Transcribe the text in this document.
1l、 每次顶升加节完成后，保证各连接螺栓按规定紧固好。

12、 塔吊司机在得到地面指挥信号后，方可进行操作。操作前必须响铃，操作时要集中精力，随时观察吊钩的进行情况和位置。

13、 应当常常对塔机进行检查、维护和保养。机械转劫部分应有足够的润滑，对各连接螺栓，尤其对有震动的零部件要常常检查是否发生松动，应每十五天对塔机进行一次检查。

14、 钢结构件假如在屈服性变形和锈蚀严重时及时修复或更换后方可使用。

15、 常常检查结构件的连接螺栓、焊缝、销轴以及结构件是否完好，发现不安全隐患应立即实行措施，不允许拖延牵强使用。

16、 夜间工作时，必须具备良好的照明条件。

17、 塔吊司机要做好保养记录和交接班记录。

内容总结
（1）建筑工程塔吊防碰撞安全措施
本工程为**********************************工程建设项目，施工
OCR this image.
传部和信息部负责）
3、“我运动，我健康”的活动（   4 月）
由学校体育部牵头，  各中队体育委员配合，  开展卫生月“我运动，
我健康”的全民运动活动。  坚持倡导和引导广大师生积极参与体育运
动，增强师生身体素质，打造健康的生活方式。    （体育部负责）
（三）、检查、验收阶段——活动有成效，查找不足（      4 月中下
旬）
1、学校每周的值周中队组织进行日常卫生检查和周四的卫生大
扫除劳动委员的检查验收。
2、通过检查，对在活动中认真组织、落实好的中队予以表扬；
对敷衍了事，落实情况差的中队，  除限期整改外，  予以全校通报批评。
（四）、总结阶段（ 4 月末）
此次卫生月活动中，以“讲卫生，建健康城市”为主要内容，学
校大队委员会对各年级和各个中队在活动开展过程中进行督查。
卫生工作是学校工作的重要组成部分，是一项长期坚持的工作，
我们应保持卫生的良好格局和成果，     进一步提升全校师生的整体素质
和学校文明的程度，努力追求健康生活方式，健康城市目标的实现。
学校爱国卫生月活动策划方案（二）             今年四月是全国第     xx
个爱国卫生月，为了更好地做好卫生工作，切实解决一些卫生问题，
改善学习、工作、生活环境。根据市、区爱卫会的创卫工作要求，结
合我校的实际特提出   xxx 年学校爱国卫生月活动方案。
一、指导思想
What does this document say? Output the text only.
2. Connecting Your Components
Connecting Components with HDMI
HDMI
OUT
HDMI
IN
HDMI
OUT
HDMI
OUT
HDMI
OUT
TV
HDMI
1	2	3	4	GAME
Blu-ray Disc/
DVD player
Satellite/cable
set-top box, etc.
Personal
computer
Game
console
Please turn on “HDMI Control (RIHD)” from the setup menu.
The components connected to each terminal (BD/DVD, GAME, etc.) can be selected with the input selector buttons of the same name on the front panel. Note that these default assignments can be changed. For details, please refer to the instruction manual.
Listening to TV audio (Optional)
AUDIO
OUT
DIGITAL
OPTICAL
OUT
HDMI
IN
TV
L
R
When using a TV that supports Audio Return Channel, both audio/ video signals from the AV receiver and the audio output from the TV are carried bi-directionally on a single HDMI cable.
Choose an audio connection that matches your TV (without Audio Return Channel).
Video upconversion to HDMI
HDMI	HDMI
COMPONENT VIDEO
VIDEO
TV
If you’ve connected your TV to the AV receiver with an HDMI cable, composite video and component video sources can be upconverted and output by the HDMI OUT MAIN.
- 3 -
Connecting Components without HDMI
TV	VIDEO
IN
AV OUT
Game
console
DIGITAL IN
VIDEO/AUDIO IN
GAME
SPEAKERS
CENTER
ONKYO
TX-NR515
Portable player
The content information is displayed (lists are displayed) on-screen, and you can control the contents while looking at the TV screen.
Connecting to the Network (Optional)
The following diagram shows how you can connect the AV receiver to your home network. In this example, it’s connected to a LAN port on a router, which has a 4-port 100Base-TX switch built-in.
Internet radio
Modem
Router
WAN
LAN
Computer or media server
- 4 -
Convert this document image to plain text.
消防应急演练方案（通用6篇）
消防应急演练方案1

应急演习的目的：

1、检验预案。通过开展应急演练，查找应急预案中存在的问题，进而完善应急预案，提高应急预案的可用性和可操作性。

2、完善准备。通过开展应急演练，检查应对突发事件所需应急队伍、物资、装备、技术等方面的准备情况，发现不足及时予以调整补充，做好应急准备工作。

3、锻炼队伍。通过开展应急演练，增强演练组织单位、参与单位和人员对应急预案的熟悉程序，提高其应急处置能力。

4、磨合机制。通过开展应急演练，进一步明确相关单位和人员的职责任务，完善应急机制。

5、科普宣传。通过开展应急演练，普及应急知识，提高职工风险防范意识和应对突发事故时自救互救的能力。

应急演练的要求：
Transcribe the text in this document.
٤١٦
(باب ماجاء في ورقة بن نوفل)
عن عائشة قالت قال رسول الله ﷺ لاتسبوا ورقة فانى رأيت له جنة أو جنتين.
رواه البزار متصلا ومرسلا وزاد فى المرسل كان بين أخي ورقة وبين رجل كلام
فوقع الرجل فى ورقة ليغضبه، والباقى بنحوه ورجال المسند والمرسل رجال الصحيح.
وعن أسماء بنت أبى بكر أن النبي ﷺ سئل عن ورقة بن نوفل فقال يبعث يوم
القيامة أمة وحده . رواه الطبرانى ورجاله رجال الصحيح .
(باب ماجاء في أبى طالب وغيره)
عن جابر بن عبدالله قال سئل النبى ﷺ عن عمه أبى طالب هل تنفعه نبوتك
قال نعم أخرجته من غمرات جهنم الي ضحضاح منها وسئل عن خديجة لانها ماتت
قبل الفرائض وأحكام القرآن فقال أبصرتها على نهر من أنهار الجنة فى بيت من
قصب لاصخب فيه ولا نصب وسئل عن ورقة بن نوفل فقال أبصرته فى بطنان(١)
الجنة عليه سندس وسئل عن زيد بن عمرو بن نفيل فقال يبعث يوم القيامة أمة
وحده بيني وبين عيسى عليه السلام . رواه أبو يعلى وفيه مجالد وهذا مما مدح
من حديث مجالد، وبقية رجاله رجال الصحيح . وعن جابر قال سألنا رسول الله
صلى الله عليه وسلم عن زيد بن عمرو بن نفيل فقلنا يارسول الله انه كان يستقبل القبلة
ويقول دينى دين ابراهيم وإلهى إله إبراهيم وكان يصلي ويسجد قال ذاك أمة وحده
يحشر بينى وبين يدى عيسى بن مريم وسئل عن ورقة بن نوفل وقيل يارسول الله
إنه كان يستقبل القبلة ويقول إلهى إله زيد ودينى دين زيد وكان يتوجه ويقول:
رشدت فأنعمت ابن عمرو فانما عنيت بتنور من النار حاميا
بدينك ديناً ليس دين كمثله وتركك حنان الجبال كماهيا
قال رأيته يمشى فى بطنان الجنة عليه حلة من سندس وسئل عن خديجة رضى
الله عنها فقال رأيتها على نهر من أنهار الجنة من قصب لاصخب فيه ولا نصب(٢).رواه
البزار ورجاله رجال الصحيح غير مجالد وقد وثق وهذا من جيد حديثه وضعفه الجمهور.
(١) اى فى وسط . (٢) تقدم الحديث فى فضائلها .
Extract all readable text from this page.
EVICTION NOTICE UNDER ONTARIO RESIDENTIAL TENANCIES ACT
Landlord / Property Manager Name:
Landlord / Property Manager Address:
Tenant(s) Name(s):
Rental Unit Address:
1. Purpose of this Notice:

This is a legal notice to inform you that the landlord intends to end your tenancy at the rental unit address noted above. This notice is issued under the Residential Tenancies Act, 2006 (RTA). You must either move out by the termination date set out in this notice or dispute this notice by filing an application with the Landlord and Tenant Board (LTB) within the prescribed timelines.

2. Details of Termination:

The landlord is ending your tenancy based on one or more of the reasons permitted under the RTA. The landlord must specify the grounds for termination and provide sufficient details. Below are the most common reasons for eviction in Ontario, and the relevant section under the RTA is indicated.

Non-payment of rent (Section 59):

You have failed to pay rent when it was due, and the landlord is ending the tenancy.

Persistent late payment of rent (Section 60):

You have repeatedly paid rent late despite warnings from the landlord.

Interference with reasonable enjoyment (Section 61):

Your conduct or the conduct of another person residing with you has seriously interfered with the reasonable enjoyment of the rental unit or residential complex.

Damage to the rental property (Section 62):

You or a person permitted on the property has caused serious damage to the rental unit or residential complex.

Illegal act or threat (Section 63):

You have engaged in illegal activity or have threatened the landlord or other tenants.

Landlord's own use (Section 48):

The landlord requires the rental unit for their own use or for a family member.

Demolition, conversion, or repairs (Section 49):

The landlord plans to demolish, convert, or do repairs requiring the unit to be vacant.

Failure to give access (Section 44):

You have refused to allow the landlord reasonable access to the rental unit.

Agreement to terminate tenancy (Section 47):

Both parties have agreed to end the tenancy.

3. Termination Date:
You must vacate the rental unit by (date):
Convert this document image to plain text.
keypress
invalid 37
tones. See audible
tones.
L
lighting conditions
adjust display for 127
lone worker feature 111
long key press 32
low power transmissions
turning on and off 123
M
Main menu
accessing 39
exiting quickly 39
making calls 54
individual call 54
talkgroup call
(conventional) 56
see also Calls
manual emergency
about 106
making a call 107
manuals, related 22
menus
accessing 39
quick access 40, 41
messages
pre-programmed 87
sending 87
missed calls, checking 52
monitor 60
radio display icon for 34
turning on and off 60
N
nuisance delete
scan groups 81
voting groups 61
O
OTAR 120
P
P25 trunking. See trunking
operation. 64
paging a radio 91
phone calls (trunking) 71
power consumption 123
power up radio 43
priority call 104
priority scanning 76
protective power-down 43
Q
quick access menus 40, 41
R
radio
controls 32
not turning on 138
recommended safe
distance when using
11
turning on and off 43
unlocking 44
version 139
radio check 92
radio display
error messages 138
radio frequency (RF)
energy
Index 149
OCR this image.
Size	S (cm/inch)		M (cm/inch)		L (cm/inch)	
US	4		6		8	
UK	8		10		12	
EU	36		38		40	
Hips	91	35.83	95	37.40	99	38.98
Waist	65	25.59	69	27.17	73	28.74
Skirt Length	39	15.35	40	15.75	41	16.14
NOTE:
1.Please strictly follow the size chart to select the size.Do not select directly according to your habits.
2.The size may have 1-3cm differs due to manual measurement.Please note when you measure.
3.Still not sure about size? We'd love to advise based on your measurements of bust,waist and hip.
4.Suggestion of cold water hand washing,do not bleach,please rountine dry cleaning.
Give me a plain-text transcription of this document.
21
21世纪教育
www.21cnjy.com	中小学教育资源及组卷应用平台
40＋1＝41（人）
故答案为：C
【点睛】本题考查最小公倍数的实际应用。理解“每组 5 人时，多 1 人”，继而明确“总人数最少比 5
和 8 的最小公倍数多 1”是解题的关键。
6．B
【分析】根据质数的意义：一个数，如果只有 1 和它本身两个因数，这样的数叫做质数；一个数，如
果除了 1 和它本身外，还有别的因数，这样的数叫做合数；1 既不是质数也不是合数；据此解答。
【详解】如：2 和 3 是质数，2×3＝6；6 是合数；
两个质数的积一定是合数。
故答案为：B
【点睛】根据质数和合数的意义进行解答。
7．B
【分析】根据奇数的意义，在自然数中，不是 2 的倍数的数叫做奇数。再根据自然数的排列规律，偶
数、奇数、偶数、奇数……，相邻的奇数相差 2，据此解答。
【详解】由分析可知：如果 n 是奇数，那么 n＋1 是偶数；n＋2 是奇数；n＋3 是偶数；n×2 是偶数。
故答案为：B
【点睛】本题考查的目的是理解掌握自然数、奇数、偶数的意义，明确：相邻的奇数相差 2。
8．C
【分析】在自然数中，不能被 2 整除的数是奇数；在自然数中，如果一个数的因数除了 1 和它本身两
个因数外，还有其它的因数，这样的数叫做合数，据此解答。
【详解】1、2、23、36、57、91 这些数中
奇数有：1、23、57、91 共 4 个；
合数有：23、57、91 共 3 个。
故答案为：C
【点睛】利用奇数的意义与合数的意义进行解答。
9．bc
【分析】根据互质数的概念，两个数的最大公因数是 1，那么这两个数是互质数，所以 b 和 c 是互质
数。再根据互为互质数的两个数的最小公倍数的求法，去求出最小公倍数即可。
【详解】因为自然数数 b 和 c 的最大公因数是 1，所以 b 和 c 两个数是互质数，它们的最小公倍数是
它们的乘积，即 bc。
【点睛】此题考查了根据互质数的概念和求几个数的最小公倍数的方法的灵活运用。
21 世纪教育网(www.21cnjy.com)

● To be done
Find the word "جابر" in the material, then list each line that holds it.

● Solution
عن جابر بن عبدالله قال سئل النبى ﷺ عن عمه أبى طالب هل تنفعه نبوتك
من حديث مجالد، وبقية رجاله رجال الصحيح . وعن جابر قال سألنا رسول الله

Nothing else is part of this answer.